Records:
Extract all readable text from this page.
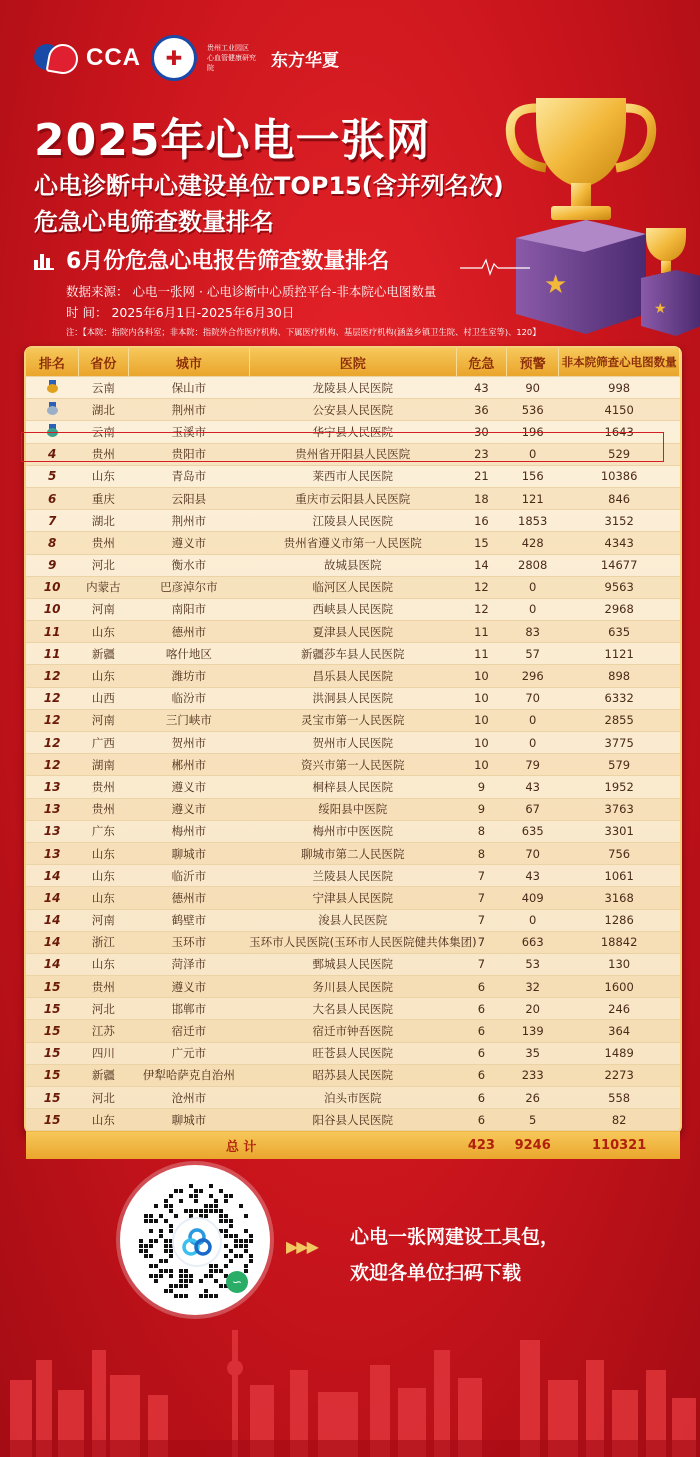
CCA	✚	贵州工业园区
心血管健康研究院	东方华夏
2025年心电一张网
心电诊断中心建设单位TOP15(含并列名次)
危急心电筛查数量排名
★
★
6月份危急心电报告筛查数量排名
数据来源： 心电一张网 · 心电诊断中心质控平台-非本院心电图数量
时 间： 2025年6月1日-2025年6月30日
注：【本院：指院内各科室；非本院：指院外合作医疗机构、下属医疗机构、基层医疗机构(涵盖乡镇卫生院、村卫生室等)、120】
排名	省份	城市	医院	危急	预警	非本院筛查心电图数量
	云南	保山市	龙陵县人民医院	43	90	998
	湖北	荆州市	公安县人民医院	36	536	4150
	云南	玉溪市	华宁县人民医院	30	196	1643
4	贵州	贵阳市	贵州省开阳县人民医院	23	0	529
5	山东	青岛市	莱西市人民医院	21	156	10386
6	重庆	云阳县	重庆市云阳县人民医院	18	121	846
7	湖北	荆州市	江陵县人民医院	16	1853	3152
8	贵州	遵义市	贵州省遵义市第一人民医院	15	428	4343
9	河北	衡水市	故城县医院	14	2808	14677
10	内蒙古	巴彦淖尔市	临河区人民医院	12	0	9563
10	河南	南阳市	西峡县人民医院	12	0	2968
11	山东	德州市	夏津县人民医院	11	83	635
11	新疆	喀什地区	新疆莎车县人民医院	11	57	1121
12	山东	潍坊市	昌乐县人民医院	10	296	898
12	山西	临汾市	洪洞县人民医院	10	70	6332
12	河南	三门峡市	灵宝市第一人民医院	10	0	2855
12	广西	贺州市	贺州市人民医院	10	0	3775
12	湖南	郴州市	资兴市第一人民医院	10	79	579
13	贵州	遵义市	桐梓县人民医院	9	43	1952
13	贵州	遵义市	绥阳县中医院	9	67	3763
13	广东	梅州市	梅州市中医医院	8	635	3301
13	山东	聊城市	聊城市第二人民医院	8	70	756
14	山东	临沂市	兰陵县人民医院	7	43	1061
14	山东	德州市	宁津县人民医院	7	409	3168
14	河南	鹤壁市	浚县人民医院	7	0	1286
14	浙江	玉环市	玉环市人民医院(玉环市人民医院健共体集团)	7	663	18842
14	山东	菏泽市	鄄城县人民医院	7	53	130
15	贵州	遵义市	务川县人民医院	6	32	1600
15	河北	邯郸市	大名县人民医院	6	20	246
15	江苏	宿迁市	宿迁市钟吾医院	6	139	364
15	四川	广元市	旺苍县人民医院	6	35	1489
15	新疆	伊犁哈萨克自治州	昭苏县人民医院	6	233	2273
15	河北	沧州市	泊头市医院	6	26	558
15	山东	聊城市	阳谷县人民医院	6	5	82
总 计				423	9246	110321
∽
▶▶▶ 心电一张网建设工具包，
欢迎各单位扫码下载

WHAT YOU WILL DO: Give the entries again without a single change, but with no pictures.

ANSWER FOR THIS EXERCISE:
Extract all readable text from this page.
CCA	✚	贵州工业园区
心血管健康研究院	东方华夏
2025年心电一张网
心电诊断中心建设单位TOP15(含并列名次)
危急心电筛查数量排名
★
★
6月份危急心电报告筛查数量排名
数据来源： 心电一张网 · 心电诊断中心质控平台-非本院心电图数量
时 间： 2025年6月1日-2025年6月30日
注：【本院：指院内各科室；非本院：指院外合作医疗机构、下属医疗机构、基层医疗机构(涵盖乡镇卫生院、村卫生室等)、120】
排名	省份	城市	医院	危急	预警	非本院筛查心电图数量
	云南	保山市	龙陵县人民医院	43	90	998
	湖北	荆州市	公安县人民医院	36	536	4150
	云南	玉溪市	华宁县人民医院	30	196	1643
4	贵州	贵阳市	贵州省开阳县人民医院	23	0	529
5	山东	青岛市	莱西市人民医院	21	156	10386
6	重庆	云阳县	重庆市云阳县人民医院	18	121	846
7	湖北	荆州市	江陵县人民医院	16	1853	3152
8	贵州	遵义市	贵州省遵义市第一人民医院	15	428	4343
9	河北	衡水市	故城县医院	14	2808	14677
10	内蒙古	巴彦淖尔市	临河区人民医院	12	0	9563
10	河南	南阳市	西峡县人民医院	12	0	2968
11	山东	德州市	夏津县人民医院	11	83	635
11	新疆	喀什地区	新疆莎车县人民医院	11	57	1121
12	山东	潍坊市	昌乐县人民医院	10	296	898
12	山西	临汾市	洪洞县人民医院	10	70	6332
12	河南	三门峡市	灵宝市第一人民医院	10	0	2855
12	广西	贺州市	贺州市人民医院	10	0	3775
12	湖南	郴州市	资兴市第一人民医院	10	79	579
13	贵州	遵义市	桐梓县人民医院	9	43	1952
13	贵州	遵义市	绥阳县中医院	9	67	3763
13	广东	梅州市	梅州市中医医院	8	635	3301
13	山东	聊城市	聊城市第二人民医院	8	70	756
14	山东	临沂市	兰陵县人民医院	7	43	1061
14	山东	德州市	宁津县人民医院	7	409	3168
14	河南	鹤壁市	浚县人民医院	7	0	1286
14	浙江	玉环市	玉环市人民医院(玉环市人民医院健共体集团)	7	663	18842
14	山东	菏泽市	鄄城县人民医院	7	53	130
15	贵州	遵义市	务川县人民医院	6	32	1600
15	河北	邯郸市	大名县人民医院	6	20	246
15	江苏	宿迁市	宿迁市钟吾医院	6	139	364
15	四川	广元市	旺苍县人民医院	6	35	1489
15	新疆	伊犁哈萨克自治州	昭苏县人民医院	6	233	2273
15	河北	沧州市	泊头市医院	6	26	558
15	山东	聊城市	阳谷县人民医院	6	5	82
总 计				423	9246	110321
∽
▶▶▶ 心电一张网建设工具包，
欢迎各单位扫码下载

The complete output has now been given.